▶ **Data supplied**
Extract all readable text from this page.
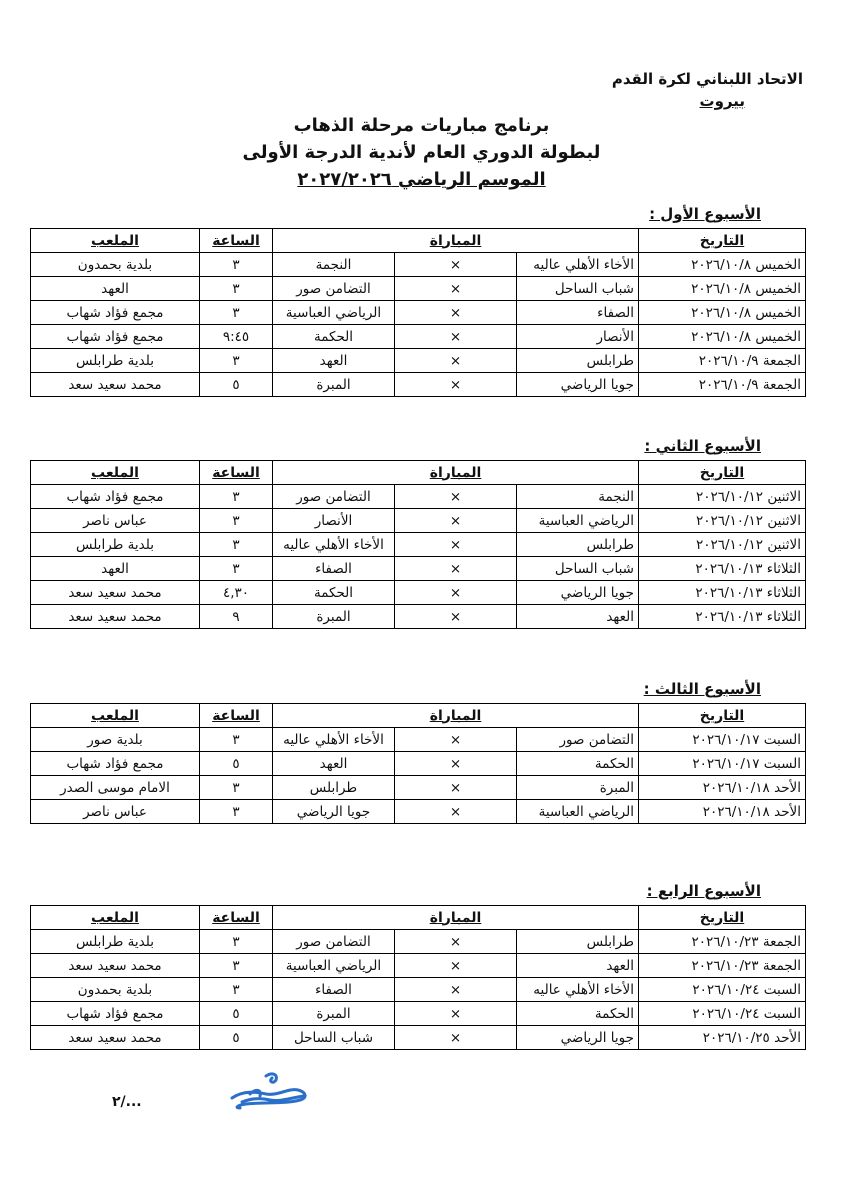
الاتحاد اللبناني لكرة القدم
بيروت
برنامج مباريات مرحلة الذهاب
لبطولة الدوري العام لأندية الدرجة الأولى
الموسم الرياضي ٢٠٢٧/٢٠٢٦
الأسبوع الأول :
التاريخ	المباراة			الساعة	الملعب
الخميس ٢٠٢٦/١٠/٨	الأخاء الأهلي عاليه	×	النجمة	٣	بلدية بحمدون
الخميس ٢٠٢٦/١٠/٨	شباب الساحل	×	التضامن صور	٣	العهد
الخميس ٢٠٢٦/١٠/٨	الصفاء	×	الرياضي العباسية	٣	مجمع فؤاد شهاب
الخميس ٢٠٢٦/١٠/٨	الأنصار	×	الحكمة	٩:٤٥	مجمع فؤاد شهاب
الجمعة ٢٠٢٦/١٠/٩	طرابلس	×	العهد	٣	بلدية طرابلس
الجمعة ٢٠٢٦/١٠/٩	جويا الرياضي	×	المبرة	٥	محمد سعيد سعد
الأسبوع الثاني :
التاريخ	المباراة			الساعة	الملعب
الاثنين ٢٠٢٦/١٠/١٢	النجمة	×	التضامن صور	٣	مجمع فؤاد شهاب
الاثنين ٢٠٢٦/١٠/١٢	الرياضي العباسية	×	الأنصار	٣	عباس ناصر
الاثنين ٢٠٢٦/١٠/١٢	طرابلس	×	الأخاء الأهلي عاليه	٣	بلدية طرابلس
الثلاثاء ٢٠٢٦/١٠/١٣	شباب الساحل	×	الصفاء	٣	العهد
الثلاثاء ٢٠٢٦/١٠/١٣	جويا الرياضي	×	الحكمة	٤,٣٠	محمد سعيد سعد
الثلاثاء ٢٠٢٦/١٠/١٣	العهد	×	المبرة	٩	محمد سعيد سعد
الأسبوع الثالث :
التاريخ	المباراة			الساعة	الملعب
السبت ٢٠٢٦/١٠/١٧	التضامن صور	×	الأخاء الأهلي عاليه	٣	بلدية صور
السبت ٢٠٢٦/١٠/١٧	الحكمة	×	العهد	٥	مجمع فؤاد شهاب
الأحد ٢٠٢٦/١٠/١٨	المبرة	×	طرابلس	٣	الامام موسى الصدر
الأحد ٢٠٢٦/١٠/١٨	الرياضي العباسية	×	جويا الرياضي	٣	عباس ناصر
الأسبوع الرابع :
التاريخ	المباراة			الساعة	الملعب
الجمعة ٢٠٢٦/١٠/٢٣	طرابلس	×	التضامن صور	٣	بلدية طرابلس
الجمعة ٢٠٢٦/١٠/٢٣	العهد	×	الرياضي العباسية	٣	محمد سعيد سعد
السبت ٢٠٢٦/١٠/٢٤	الأخاء الأهلي عاليه	×	الصفاء	٣	بلدية بحمدون
السبت ٢٠٢٦/١٠/٢٤	الحكمة	×	المبرة	٥	مجمع فؤاد شهاب
الأحد ٢٠٢٦/١٠/٢٥	جويا الرياضي	×	شباب الساحل	٥	محمد سعيد سعد
٢/...
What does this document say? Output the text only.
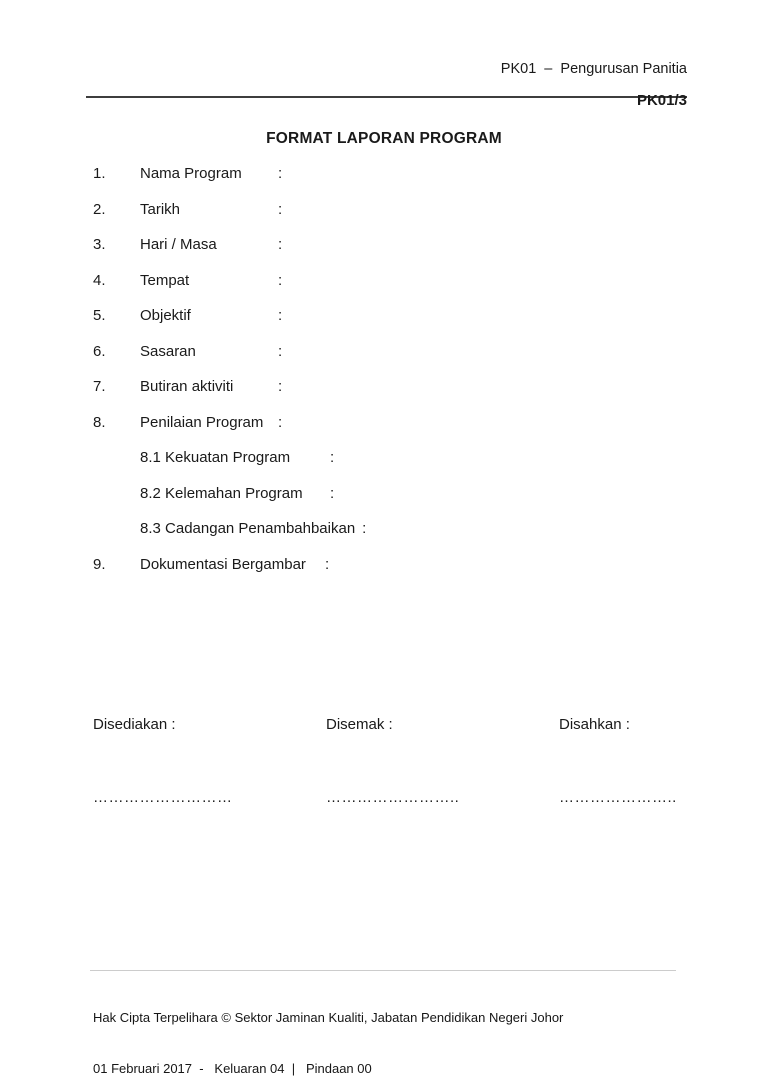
PK01  –  Pengurusan Panitia

PK01/3
FORMAT LAPORAN PROGRAM
1.	Nama Program	:
2.	Tarikh	:
3.	Hari / Masa	:
4.	Tempat	:
5.	Objektif	:
6.	Sasaran	:
7.	Butiran aktiviti	:
8.	Penilaian Program :
8.1 Kekuatan Program	:
8.2 Kelemahan Program	:
8.3 Cadangan Penambahbaikan :
9.	Dokumentasi Bergambar	:
Disediakan :	Disemak :	Disahkan :
………………………	……………………..	…………………..

Hak Cipta Terpelihara © Sektor Jaminan Kualiti, Jabatan Pendidikan Negeri Johor

01 Februari 2017  -   Keluaran 04  |   Pindaan 00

▶ **Work to be completed**
Write out every line of the data that holds the word "طرابلس".

▶ **Full response**
الجمعة ٢٠٢٦/١٠/٩	طرابلس	×	العهد	٣	بلدية طرابلس
الاثنين ٢٠٢٦/١٠/١٢	طرابلس	×	الأخاء الأهلي عاليه	٣	بلدية طرابلس
الأحد ٢٠٢٦/١٠/١٨	المبرة	×	طرابلس	٣	الامام موسى الصدر
الجمعة ٢٠٢٦/١٠/٢٣	طرابلس	×	التضامن صور	٣	بلدية طرابلس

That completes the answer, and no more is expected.